**EXCERPT**
-- Start --
As counsel to Symantec Corporation, a Delaware corporation (the “ Company ”), we have examined the Registration Statement on Form S-8 to be filed by the Company with the Securities and Exchange Commission (the “ Commission ”) on or about August 4, 2017 (the “ Registration Statement ”) in connection with the registration under the Securities Act of 1933, as amended (the “ Securities Act ”), of an aggregate of 3,852,235 shares (the “ Shares ”) of the Company’s Common Stock, $0.01 par value per share (the “ Common Stock ”), subject to issuance by the Company: (1) upon the exercise of stock options granted under the Skycure Ltd. Share Incentive Plan (the “ Skycure Option Plan ”) and the settlement of restricted stock units and performance stock units granted under the Skycure Ltd. 2017 Equity Incentive Plan (the “ Skycure 2017 Equity Incentive Plan ”) and assumed by the Company on July 24, 2017 in accordance with the terms of a Share Purchase Agreement dated July 10, 2017 by and among the Company, FS Acquisitions Ltd., Skycure Ltd., the executing shareholders and Shareholder Representative Services LLC, as representative (the “ Skycure Purchase Agreement ”) and (2) upon the exercise of stock options and the settlement of restricted stock units and performance stock units granted under the Fireglass Ltd. 2015 Share Incentive Plan (the “ Fireglass 2015 Share Incentive Plan ” and together with the Skycure Option Plan and the Skycure 2017 Equity Incentive Plan, the “ Plans ) and assumed by the Company on July 24, 2017 in accordance with the terms of a Share Purchase Agreement dated June 30, 2017 by and among the Company, FS Acquisitions Ltd., Fireglass Ltd., the executing shareholders and Shareholder Representative Services LLC, as representative (the “ Fireglass Purchase Agreement ”).

At your request we are providing this letter to express our opinion on the matters set forth below in this letter (“ our opinion ”).

In connection with our opinion, we have examined such matters of fact as we have deemed necessary, which included examination of originals or copies of: the Company’s current certificate of incorporation and bylaws, as amended, the Plans, the Skycure Purchase Agreement, the Fireglass Purchase Agreement, certain corporate proceedings of the Company’s board of directors and stockholders relating to the Registration Statement, the prospectuses prepared in


Symantec Corporation

August 4, 2017

 

connection with the Registration Statement, the prospectuses prepared in connection with the Registration Statement, the Plans and related forms, the Skycure Purchase Agreement, the Fireglass Purchase Agreement, the Company’s current certificate of incorporation and bylaws and such other agreements, documents, certificates and statements of the Company, its transfer agent and public or government officials as we have deemed advisable, and we have examined such questions of law as we have considered necessary.
-- End --
**REQUIRED TASKS**
**1)** Who does the opinion letter name as parties to the Skycure Purchase Agreement?
**2)** In the opinion letter, substitute "registrar" for "transfer agent" and give everything from "connection with the Registration Statement, the prospectuses" down to "have considered necessary." with that change.
The material that follows is not needed for anything asked here.

**DATA ENTRIES**
-- Start --
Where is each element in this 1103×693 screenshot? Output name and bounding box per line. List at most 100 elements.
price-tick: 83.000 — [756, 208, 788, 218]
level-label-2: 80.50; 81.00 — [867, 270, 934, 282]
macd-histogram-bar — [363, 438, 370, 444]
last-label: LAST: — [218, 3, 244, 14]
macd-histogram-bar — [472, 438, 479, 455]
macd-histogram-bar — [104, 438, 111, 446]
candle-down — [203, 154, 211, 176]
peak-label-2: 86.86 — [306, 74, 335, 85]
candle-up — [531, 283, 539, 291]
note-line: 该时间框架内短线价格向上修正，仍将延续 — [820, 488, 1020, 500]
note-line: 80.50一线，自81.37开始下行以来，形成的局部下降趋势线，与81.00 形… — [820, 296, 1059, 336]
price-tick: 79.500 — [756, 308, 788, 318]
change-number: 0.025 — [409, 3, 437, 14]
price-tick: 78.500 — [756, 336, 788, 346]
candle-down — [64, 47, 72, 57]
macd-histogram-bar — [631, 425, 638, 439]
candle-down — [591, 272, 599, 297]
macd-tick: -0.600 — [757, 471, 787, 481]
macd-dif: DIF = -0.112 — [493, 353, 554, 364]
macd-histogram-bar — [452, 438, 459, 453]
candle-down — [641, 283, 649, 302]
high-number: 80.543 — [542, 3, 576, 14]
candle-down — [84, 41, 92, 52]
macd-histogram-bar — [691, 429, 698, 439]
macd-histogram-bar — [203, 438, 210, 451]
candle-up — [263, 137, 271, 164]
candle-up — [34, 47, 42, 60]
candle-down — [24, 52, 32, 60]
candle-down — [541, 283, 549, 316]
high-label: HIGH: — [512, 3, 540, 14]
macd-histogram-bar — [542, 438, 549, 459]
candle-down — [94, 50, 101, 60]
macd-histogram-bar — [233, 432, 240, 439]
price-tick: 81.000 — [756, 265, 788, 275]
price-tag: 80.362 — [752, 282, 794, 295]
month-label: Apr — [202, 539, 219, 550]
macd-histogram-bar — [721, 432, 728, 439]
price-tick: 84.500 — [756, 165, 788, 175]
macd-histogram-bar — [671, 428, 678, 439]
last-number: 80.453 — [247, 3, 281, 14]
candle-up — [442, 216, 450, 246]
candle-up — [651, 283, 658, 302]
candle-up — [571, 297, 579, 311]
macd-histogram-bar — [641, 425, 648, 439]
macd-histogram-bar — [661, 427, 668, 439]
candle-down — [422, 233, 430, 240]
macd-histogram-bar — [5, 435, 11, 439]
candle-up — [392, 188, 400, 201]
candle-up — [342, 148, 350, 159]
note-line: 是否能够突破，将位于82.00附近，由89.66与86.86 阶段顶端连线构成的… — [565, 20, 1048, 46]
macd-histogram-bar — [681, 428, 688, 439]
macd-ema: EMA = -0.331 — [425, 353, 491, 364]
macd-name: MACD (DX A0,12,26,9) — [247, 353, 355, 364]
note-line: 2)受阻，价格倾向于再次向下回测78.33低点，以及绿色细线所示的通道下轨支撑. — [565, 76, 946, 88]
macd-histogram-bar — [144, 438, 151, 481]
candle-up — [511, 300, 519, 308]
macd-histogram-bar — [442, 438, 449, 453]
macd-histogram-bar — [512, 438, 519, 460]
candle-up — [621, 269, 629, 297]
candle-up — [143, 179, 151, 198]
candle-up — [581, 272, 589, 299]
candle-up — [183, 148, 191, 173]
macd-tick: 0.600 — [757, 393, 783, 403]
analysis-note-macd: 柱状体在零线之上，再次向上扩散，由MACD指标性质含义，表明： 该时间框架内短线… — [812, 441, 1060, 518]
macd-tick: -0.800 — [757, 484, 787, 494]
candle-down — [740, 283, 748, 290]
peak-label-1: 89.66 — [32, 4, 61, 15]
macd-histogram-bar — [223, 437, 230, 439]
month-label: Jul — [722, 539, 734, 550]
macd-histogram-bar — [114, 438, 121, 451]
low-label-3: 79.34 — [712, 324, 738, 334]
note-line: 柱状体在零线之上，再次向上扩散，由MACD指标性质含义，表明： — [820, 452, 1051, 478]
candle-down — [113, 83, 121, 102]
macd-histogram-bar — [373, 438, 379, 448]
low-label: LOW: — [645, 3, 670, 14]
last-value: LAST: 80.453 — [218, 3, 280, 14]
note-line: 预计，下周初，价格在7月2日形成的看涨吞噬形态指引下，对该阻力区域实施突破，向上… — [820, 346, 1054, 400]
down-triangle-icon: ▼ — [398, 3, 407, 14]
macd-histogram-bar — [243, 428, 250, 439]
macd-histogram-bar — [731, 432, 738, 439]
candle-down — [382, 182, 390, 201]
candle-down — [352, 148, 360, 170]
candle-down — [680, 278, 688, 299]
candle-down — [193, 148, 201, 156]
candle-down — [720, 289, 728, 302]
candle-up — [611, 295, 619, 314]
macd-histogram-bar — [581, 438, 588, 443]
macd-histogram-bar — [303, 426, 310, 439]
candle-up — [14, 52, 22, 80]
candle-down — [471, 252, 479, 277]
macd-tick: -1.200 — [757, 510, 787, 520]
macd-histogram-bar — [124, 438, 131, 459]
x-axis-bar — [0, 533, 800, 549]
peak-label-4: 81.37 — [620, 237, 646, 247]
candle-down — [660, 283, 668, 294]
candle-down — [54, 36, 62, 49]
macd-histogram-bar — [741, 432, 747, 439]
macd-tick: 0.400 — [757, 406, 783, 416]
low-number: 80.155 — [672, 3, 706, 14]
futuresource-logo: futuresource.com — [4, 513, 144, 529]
-- End --
**IN RESPONSE**
**1)**
- Symantec Corporation (the Company)
- FS Acquisitions Ltd.
- Skycure Ltd.
- the executing shareholders
- Shareholder Representative Services LLC, as representative

**2)**
connection with the Registration Statement, the prospectuses prepared in connection with the Registration Statement, the Plans and related forms, the Skycure Purchase Agreement, the Fireglass Purchase Agreement, the Company’s current certificate of incorporation and bylaws and such other agreements, documents, certificates and statements of the Company, its registrar and public or government officials as we have deemed advisable, and we have examined such questions of law as we have considered necessary.